### What to work on
Pick out all lines of the entries that include the word "Seat" and copy them.
** START Data to use **
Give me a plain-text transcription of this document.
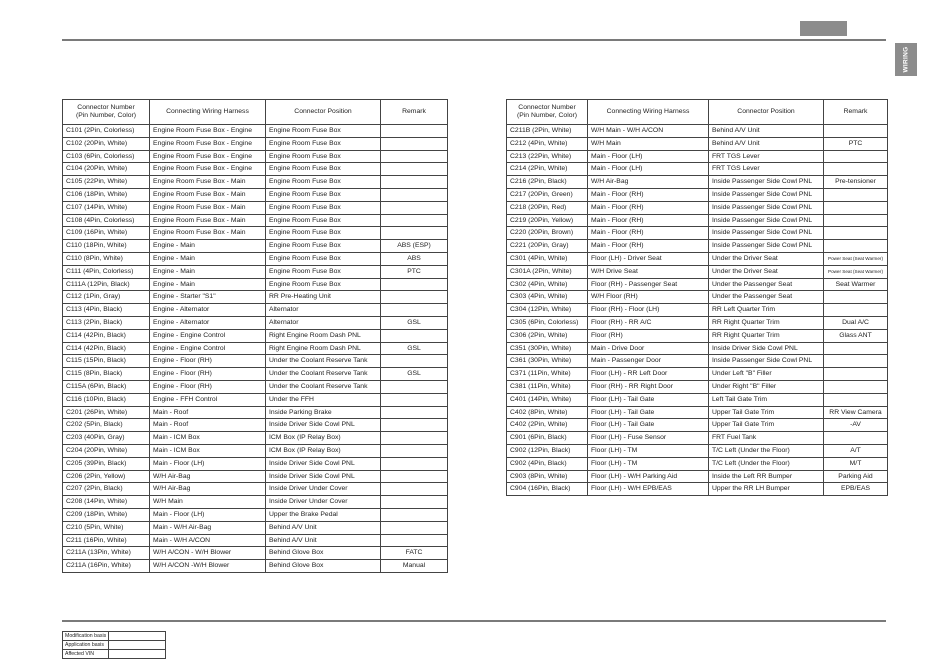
WIRING
Connector Number
(Pin Number, Color)	Connecting Wiring Harness	Connector Position	Remark
C101 (2Pin, Colorless)	Engine Room Fuse Box - Engine	Engine Room Fuse Box	
C102 (20Pin, White)	Engine Room Fuse Box - Engine	Engine Room Fuse Box	
C103 (6Pin, Colorless)	Engine Room Fuse Box - Engine	Engine Room Fuse Box	
C104 (20Pin, White)	Engine Room Fuse Box - Engine	Engine Room Fuse Box	
C105 (22Pin, White)	Engine Room Fuse Box - Main	Engine Room Fuse Box	
C106 (18Pin, White)	Engine Room Fuse Box - Main	Engine Room Fuse Box	
C107 (14Pin, White)	Engine Room Fuse Box - Main	Engine Room Fuse Box	
C108 (4Pin, Colorless)	Engine Room Fuse Box - Main	Engine Room Fuse Box	
C109 (16Pin, White)	Engine Room Fuse Box - Main	Engine Room Fuse Box	
C110 (18Pin, White)	Engine - Main	Engine Room Fuse Box	ABS (ESP)
C110 (8Pin, White)	Engine - Main	Engine Room Fuse Box	ABS
C111 (4Pin, Colorless)	Engine - Main	Engine Room Fuse Box	PTC
C111A (12Pin, Black)	Engine - Main	Engine Room Fuse Box	
C112 (1Pin, Gray)	Engine - Starter "S1"	RR Pre-Heating Unit	
C113 (4Pin, Black)	Engine - Alternator	Alternator	
C113 (2Pin, Black)	Engine - Alternator	Alternator	GSL
C114 (42Pin, Black)	Engine - Engine Control	Right Engine Room Dash PNL	
C114 (42Pin, Black)	Engine - Engine Control	Right Engine Room Dash PNL	GSL
C115 (15Pin, Black)	Engine - Floor (RH)	Under the Coolant Reserve Tank	
C115 (8Pin, Black)	Engine - Floor (RH)	Under the Coolant Reserve Tank	GSL
C115A (6Pin, Black)	Engine - Floor (RH)	Under the Coolant Reserve Tank	
C116 (10Pin, Black)	Engine - FFH Control	Under the FFH	
C201 (26Pin, White)	Main - Roof	Inside Parking Brake	
C202 (5Pin, Black)	Main - Roof	Inside Driver Side Cowl PNL	
C203 (40Pin, Gray)	Main - ICM Box	ICM Box (IP Relay Box)	
C204 (20Pin, White)	Main - ICM Box	ICM Box (IP Relay Box)	
C205 (39Pin, Black)	Main - Floor (LH)	Inside Driver Side Cowl PNL	
C206 (2Pin, Yellow)	W/H Air-Bag	Inside Driver Side Cowl PNL	
C207 (2Pin, Black)	W/H Air-Bag	Inside Driver Under Cover	
C208 (14Pin, White)	W/H Main	Inside Driver Under Cover	
C209 (18Pin, White)	Main - Floor (LH)	Upper the Brake Pedal	
C210 (5Pin, White)	Main - W/H Air-Bag	Behind A/V Unit	
C211 (16Pin, White)	Main - W/H A/CON	Behind A/V Unit	
C211A (13Pin, White)	W/H A/CON - W/H Blower	Behind Glove Box	FATC
C211A (16Pin, White)	W/H A/CON -W/H Blower	Behind Glove Box	Manual
Connector Number
(Pin Number, Color)	Connecting Wiring Harness	Connector Position	Remark
C211B (2Pin, White)	W/H Main - W/H A/CON	Behind A/V Unit	
C212 (4Pin, White)	W/H Main	Behind A/V Unit	PTC
C213 (22Pin, White)	Main - Floor (LH)	FRT TGS Lever	
C214 (2Pin, White)	Main - Floor (LH)	FRT TGS Lever	
C216 (2Pin, Black)	W/H Air-Bag	Inside Passenger Side Cowl PNL	Pre-tensioner
C217 (20Pin, Green)	Main - Floor (RH)	Inside Passenger Side Cowl PNL	
C218 (20Pin, Red)	Main - Floor (RH)	Inside Passenger Side Cowl PNL	
C219 (20Pin, Yellow)	Main - Floor (RH)	Inside Passenger Side Cowl PNL	
C220 (20Pin, Brown)	Main - Floor (RH)	Inside Passenger Side Cowl PNL	
C221 (20Pin, Gray)	Main - Floor (RH)	Inside Passenger Side Cowl PNL	
C301 (4Pin, White)	Floor (LH) - Driver Seat	Under the Driver Seat	Power Seat (Seat Warmer)
C301A (2Pin, White)	W/H Drive Seat	Under the Driver Seat	Power Seat (Seat Warmer)
C302 (4Pin, White)	Floor (RH) - Passenger Seat	Under the Passenger Seat	Seat Warmer
C303 (4Pin, White)	W/H Floor (RH)	Under the Passenger Seat	
C304 (12Pin, White)	Floor (RH) - Floor (LH)	RR Left Quarter Trim	
C305 (6Pin, Colorless)	Floor (RH) - RR A/C	RR Right Quarter Trim	Dual A/C
C306 (2Pin, White)	Floor (RH)	RR Right Quarter Trim	Glass ANT
C351 (30Pin, White)	Main - Drive Door	Inside Driver Side Cowl PNL	
C361 (30Pin, White)	Main - Passenger Door	Inside Passenger Side Cowl PNL	
C371 (11Pin, White)	Floor (LH) - RR Left Door	Under Left "B" Filler	
C381 (11Pin, White)	Floor (RH) - RR Right Door	Under Right "B" Filler	
C401 (14Pin, White)	Floor (LH) - Tail Gate	Left Tail Gate Trim	
C402 (8Pin, White)	Floor (LH) - Tail Gate	Upper Tail Gate Trim	RR View Camera
C402 (2Pin, White)	Floor (LH) - Tail Gate	Upper Tail Gate Trim	-AV
C901 (6Pin, Black)	Floor (LH) - Fuse Sensor	FRT Fuel Tank	
C902 (12Pin, Black)	Floor (LH) - TM	T/C Left (Under the Floor)	A/T
C902 (4Pin, Black)	Floor (LH) - TM	T/C Left (Under the Floor)	M/T
C903 (8Pin, White)	Floor (LH) - W/H Parking Aid	Inside the Left RR Bumper	Parking Aid
C904 (16Pin, Black)	Floor (LH) - W/H EPB/EAS	Upper the RR LH Bumper	EPB/EAS
Modification basis	
Application basis	
Affected VIN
** END Data to use **
### Full answer
C301 (4Pin, White)	Floor (LH) - Driver Seat	Under the Driver Seat	Power Seat (Seat Warmer)
C301A (2Pin, White)	W/H Drive Seat	Under the Driver Seat	Power Seat (Seat Warmer)
C302 (4Pin, White)	Floor (RH) - Passenger Seat	Under the Passenger Seat	Seat Warmer
C303 (4Pin, White)	W/H Floor (RH)	Under the Passenger Seat	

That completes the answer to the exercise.